WHAT YOU NEED TO DO: Can you write out all the lines word for word, with no pictures?

[Stored records]

------------------------------------------------------------

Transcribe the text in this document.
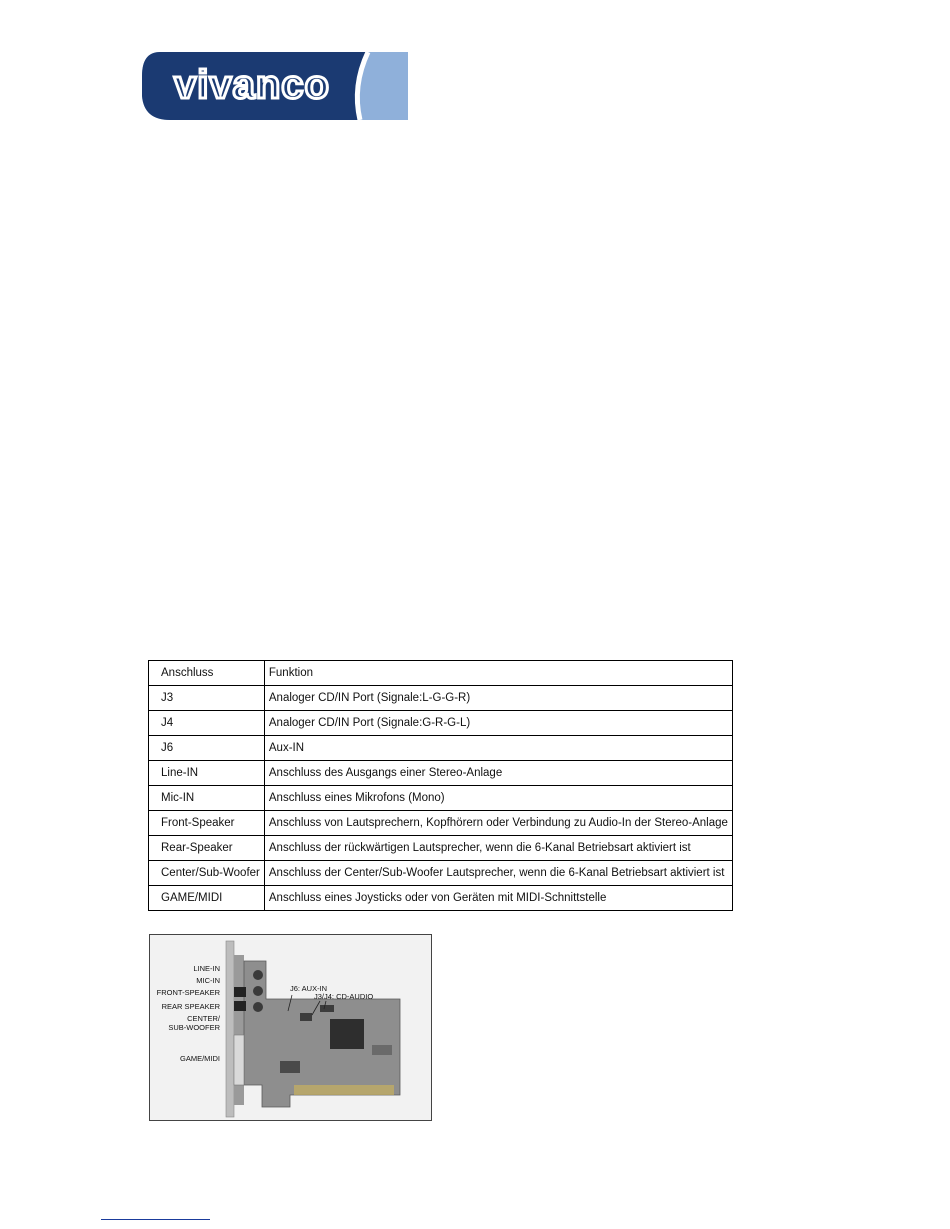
vivanco
Anschluss	Funktion
J3	Analoger CD/IN Port (Signale:L-G-G-R)
J4	Analoger CD/IN Port (Signale:G-R-G-L)
J6	Aux-IN
Line-IN	Anschluss des Ausgangs einer Stereo-Anlage
Mic-IN	Anschluss eines Mikrofons (Mono)
Front-Speaker	Anschluss von Lautsprechern, Kopfhörern oder Verbindung zu Audio-In der Stereo-Anlage
Rear-Speaker	Anschluss der rückwärtigen Lautsprecher, wenn die 6-Kanal Betriebsart aktiviert ist
Center/Sub-Woofer	Anschluss der Center/Sub-Woofer Lautsprecher, wenn die 6-Kanal Betriebsart aktiviert ist
GAME/MIDI	Anschluss eines Joysticks oder von Geräten mit MIDI-Schnittstelle
LINE-IN
MIC-IN
FRONT-SPEAKER
REAR SPEAKER
CENTER/
SUB-WOOFER
GAME/MIDI
J6: AUX-IN
J3/J4: CD-AUDIO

------------------------------------------------------------

ANSWER TO THE PROBLEM:
Transcribe the text in this document.
vivanco
Anschluss	Funktion
J3	Analoger CD/IN Port (Signale:L-G-G-R)
J4	Analoger CD/IN Port (Signale:G-R-G-L)
J6	Aux-IN
Line-IN	Anschluss des Ausgangs einer Stereo-Anlage
Mic-IN	Anschluss eines Mikrofons (Mono)
Front-Speaker	Anschluss von Lautsprechern, Kopfhörern oder Verbindung zu Audio-In der Stereo-Anlage
Rear-Speaker	Anschluss der rückwärtigen Lautsprecher, wenn die 6-Kanal Betriebsart aktiviert ist
Center/Sub-Woofer	Anschluss der Center/Sub-Woofer Lautsprecher, wenn die 6-Kanal Betriebsart aktiviert ist
GAME/MIDI	Anschluss eines Joysticks oder von Geräten mit MIDI-Schnittstelle
LINE-IN
MIC-IN
FRONT-SPEAKER
REAR SPEAKER
CENTER/
SUB-WOOFER
GAME/MIDI
J6: AUX-IN
J3/J4: CD-AUDIO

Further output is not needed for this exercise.